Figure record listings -
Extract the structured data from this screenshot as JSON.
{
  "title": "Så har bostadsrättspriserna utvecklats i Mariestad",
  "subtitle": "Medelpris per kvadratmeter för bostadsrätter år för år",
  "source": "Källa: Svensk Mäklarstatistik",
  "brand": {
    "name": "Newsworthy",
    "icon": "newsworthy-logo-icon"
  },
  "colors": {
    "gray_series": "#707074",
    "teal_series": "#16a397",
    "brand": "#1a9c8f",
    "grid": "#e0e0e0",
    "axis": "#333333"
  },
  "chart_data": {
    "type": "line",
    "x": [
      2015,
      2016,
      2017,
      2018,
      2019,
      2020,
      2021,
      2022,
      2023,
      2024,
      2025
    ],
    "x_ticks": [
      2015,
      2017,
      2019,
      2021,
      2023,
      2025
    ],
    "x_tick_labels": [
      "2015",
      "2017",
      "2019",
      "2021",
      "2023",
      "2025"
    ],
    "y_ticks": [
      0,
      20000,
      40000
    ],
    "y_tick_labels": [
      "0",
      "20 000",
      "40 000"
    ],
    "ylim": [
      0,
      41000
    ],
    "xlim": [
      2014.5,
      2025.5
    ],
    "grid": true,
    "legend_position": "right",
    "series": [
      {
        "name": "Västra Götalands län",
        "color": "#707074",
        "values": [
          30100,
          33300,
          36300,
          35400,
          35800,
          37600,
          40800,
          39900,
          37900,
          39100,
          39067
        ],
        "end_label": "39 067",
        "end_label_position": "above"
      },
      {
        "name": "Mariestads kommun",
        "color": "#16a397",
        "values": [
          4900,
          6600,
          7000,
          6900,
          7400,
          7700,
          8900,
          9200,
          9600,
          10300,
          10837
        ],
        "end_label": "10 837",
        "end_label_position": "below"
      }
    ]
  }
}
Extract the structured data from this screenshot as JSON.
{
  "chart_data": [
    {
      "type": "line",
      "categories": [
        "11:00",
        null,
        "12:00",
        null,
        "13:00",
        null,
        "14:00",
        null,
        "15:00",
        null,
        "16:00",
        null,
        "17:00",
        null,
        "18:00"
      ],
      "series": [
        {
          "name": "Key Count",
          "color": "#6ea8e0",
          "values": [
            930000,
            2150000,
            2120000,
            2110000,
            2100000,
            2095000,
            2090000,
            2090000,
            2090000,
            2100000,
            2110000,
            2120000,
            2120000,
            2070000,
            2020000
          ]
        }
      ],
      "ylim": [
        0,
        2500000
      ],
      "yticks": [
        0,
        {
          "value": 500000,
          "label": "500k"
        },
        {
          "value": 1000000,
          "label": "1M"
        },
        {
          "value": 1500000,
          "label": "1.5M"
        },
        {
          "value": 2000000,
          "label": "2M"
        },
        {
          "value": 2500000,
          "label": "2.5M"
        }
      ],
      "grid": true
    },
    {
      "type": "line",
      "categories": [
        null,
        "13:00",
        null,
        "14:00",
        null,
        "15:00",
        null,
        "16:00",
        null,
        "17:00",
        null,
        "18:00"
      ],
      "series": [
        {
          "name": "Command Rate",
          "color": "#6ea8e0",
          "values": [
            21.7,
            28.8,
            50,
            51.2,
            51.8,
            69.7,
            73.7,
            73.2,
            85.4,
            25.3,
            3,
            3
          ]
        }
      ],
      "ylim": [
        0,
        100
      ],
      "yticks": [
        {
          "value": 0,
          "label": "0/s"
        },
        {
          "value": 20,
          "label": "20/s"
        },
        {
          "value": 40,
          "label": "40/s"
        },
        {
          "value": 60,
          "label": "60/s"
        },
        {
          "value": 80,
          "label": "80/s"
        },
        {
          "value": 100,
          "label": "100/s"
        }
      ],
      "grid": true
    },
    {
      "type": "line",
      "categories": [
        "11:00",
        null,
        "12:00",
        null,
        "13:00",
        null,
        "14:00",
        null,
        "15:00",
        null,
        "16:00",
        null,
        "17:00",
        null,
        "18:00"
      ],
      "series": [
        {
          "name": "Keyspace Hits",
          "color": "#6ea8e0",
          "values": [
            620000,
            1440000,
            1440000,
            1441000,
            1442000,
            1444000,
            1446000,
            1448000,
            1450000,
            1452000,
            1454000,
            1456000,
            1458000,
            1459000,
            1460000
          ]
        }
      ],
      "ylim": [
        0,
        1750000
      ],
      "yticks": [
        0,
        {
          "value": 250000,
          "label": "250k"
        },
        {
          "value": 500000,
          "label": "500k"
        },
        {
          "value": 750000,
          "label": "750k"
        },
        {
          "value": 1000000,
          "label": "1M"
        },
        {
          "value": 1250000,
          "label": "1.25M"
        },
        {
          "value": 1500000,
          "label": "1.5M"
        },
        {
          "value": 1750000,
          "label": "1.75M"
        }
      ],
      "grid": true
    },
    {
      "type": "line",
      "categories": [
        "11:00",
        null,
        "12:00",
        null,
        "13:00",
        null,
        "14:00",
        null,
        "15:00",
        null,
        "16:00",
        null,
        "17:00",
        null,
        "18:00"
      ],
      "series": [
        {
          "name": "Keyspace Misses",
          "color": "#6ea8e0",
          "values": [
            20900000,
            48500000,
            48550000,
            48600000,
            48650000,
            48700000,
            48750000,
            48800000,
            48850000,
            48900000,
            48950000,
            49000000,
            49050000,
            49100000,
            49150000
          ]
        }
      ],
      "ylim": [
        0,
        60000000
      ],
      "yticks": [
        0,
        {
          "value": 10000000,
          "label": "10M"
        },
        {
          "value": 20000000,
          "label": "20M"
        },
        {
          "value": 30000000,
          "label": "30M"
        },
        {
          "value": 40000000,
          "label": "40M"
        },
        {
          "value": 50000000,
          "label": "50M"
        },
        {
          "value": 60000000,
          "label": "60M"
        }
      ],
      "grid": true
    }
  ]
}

WHAT THIS TASK INVOLVES -
Output the whole listing above again, word for word.

TASK RESULT -
Extract the structured data from this screenshot as JSON.
{
  "title": "Så har bostadsrättspriserna utvecklats i Mariestad",
  "subtitle": "Medelpris per kvadratmeter för bostadsrätter år för år",
  "source": "Källa: Svensk Mäklarstatistik",
  "brand": {
    "name": "Newsworthy",
    "icon": "newsworthy-logo-icon"
  },
  "colors": {
    "gray_series": "#707074",
    "teal_series": "#16a397",
    "brand": "#1a9c8f",
    "grid": "#e0e0e0",
    "axis": "#333333"
  },
  "chart_data": {
    "type": "line",
    "x": [
      2015,
      2016,
      2017,
      2018,
      2019,
      2020,
      2021,
      2022,
      2023,
      2024,
      2025
    ],
    "x_ticks": [
      2015,
      2017,
      2019,
      2021,
      2023,
      2025
    ],
    "x_tick_labels": [
      "2015",
      "2017",
      "2019",
      "2021",
      "2023",
      "2025"
    ],
    "y_ticks": [
      0,
      20000,
      40000
    ],
    "y_tick_labels": [
      "0",
      "20 000",
      "40 000"
    ],
    "ylim": [
      0,
      41000
    ],
    "xlim": [
      2014.5,
      2025.5
    ],
    "grid": true,
    "legend_position": "right",
    "series": [
      {
        "name": "Västra Götalands län",
        "color": "#707074",
        "values": [
          30100,
          33300,
          36300,
          35400,
          35800,
          37600,
          40800,
          39900,
          37900,
          39100,
          39067
        ],
        "end_label": "39 067",
        "end_label_position": "above"
      },
      {
        "name": "Mariestads kommun",
        "color": "#16a397",
        "values": [
          4900,
          6600,
          7000,
          6900,
          7400,
          7700,
          8900,
          9200,
          9600,
          10300,
          10837
        ],
        "end_label": "10 837",
        "end_label_position": "below"
      }
    ]
  }
}
Extract the structured data from this screenshot as JSON.
{
  "chart_data": [
    {
      "type": "line",
      "categories": [
        "11:00",
        null,
        "12:00",
        null,
        "13:00",
        null,
        "14:00",
        null,
        "15:00",
        null,
        "16:00",
        null,
        "17:00",
        null,
        "18:00"
      ],
      "series": [
        {
          "name": "Key Count",
          "color": "#6ea8e0",
          "values": [
            930000,
            2150000,
            2120000,
            2110000,
            2100000,
            2095000,
            2090000,
            2090000,
            2090000,
            2100000,
            2110000,
            2120000,
            2120000,
            2070000,
            2020000
          ]
        }
      ],
      "ylim": [
        0,
        2500000
      ],
      "yticks": [
        0,
        {
          "value": 500000,
          "label": "500k"
        },
        {
          "value": 1000000,
          "label": "1M"
        },
        {
          "value": 1500000,
          "label": "1.5M"
        },
        {
          "value": 2000000,
          "label": "2M"
        },
        {
          "value": 2500000,
          "label": "2.5M"
        }
      ],
      "grid": true
    },
    {
      "type": "line",
      "categories": [
        null,
        "13:00",
        null,
        "14:00",
        null,
        "15:00",
        null,
        "16:00",
        null,
        "17:00",
        null,
        "18:00"
      ],
      "series": [
        {
          "name": "Command Rate",
          "color": "#6ea8e0",
          "values": [
            21.7,
            28.8,
            50,
            51.2,
            51.8,
            69.7,
            73.7,
            73.2,
            85.4,
            25.3,
            3,
            3
          ]
        }
      ],
      "ylim": [
        0,
        100
      ],
      "yticks": [
        {
          "value": 0,
          "label": "0/s"
        },
        {
          "value": 20,
          "label": "20/s"
        },
        {
          "value": 40,
          "label": "40/s"
        },
        {
          "value": 60,
          "label": "60/s"
        },
        {
          "value": 80,
          "label": "80/s"
        },
        {
          "value": 100,
          "label": "100/s"
        }
      ],
      "grid": true
    },
    {
      "type": "line",
      "categories": [
        "11:00",
        null,
        "12:00",
        null,
        "13:00",
        null,
        "14:00",
        null,
        "15:00",
        null,
        "16:00",
        null,
        "17:00",
        null,
        "18:00"
      ],
      "series": [
        {
          "name": "Keyspace Hits",
          "color": "#6ea8e0",
          "values": [
            620000,
            1440000,
            1440000,
            1441000,
            1442000,
            1444000,
            1446000,
            1448000,
            1450000,
            1452000,
            1454000,
            1456000,
            1458000,
            1459000,
            1460000
          ]
        }
      ],
      "ylim": [
        0,
        1750000
      ],
      "yticks": [
        0,
        {
          "value": 250000,
          "label": "250k"
        },
        {
          "value": 500000,
          "label": "500k"
        },
        {
          "value": 750000,
          "label": "750k"
        },
        {
          "value": 1000000,
          "label": "1M"
        },
        {
          "value": 1250000,
          "label": "1.25M"
        },
        {
          "value": 1500000,
          "label": "1.5M"
        },
        {
          "value": 1750000,
          "label": "1.75M"
        }
      ],
      "grid": true
    },
    {
      "type": "line",
      "categories": [
        "11:00",
        null,
        "12:00",
        null,
        "13:00",
        null,
        "14:00",
        null,
        "15:00",
        null,
        "16:00",
        null,
        "17:00",
        null,
        "18:00"
      ],
      "series": [
        {
          "name": "Keyspace Misses",
          "color": "#6ea8e0",
          "values": [
            20900000,
            48500000,
            48550000,
            48600000,
            48650000,
            48700000,
            48750000,
            48800000,
            48850000,
            48900000,
            48950000,
            49000000,
            49050000,
            49100000,
            49150000
          ]
        }
      ],
      "ylim": [
        0,
        60000000
      ],
      "yticks": [
        0,
        {
          "value": 10000000,
          "label": "10M"
        },
        {
          "value": 20000000,
          "label": "20M"
        },
        {
          "value": 30000000,
          "label": "30M"
        },
        {
          "value": 40000000,
          "label": "40M"
        },
        {
          "value": 50000000,
          "label": "50M"
        },
        {
          "value": 60000000,
          "label": "60M"
        }
      ],
      "grid": true
    }
  ]
}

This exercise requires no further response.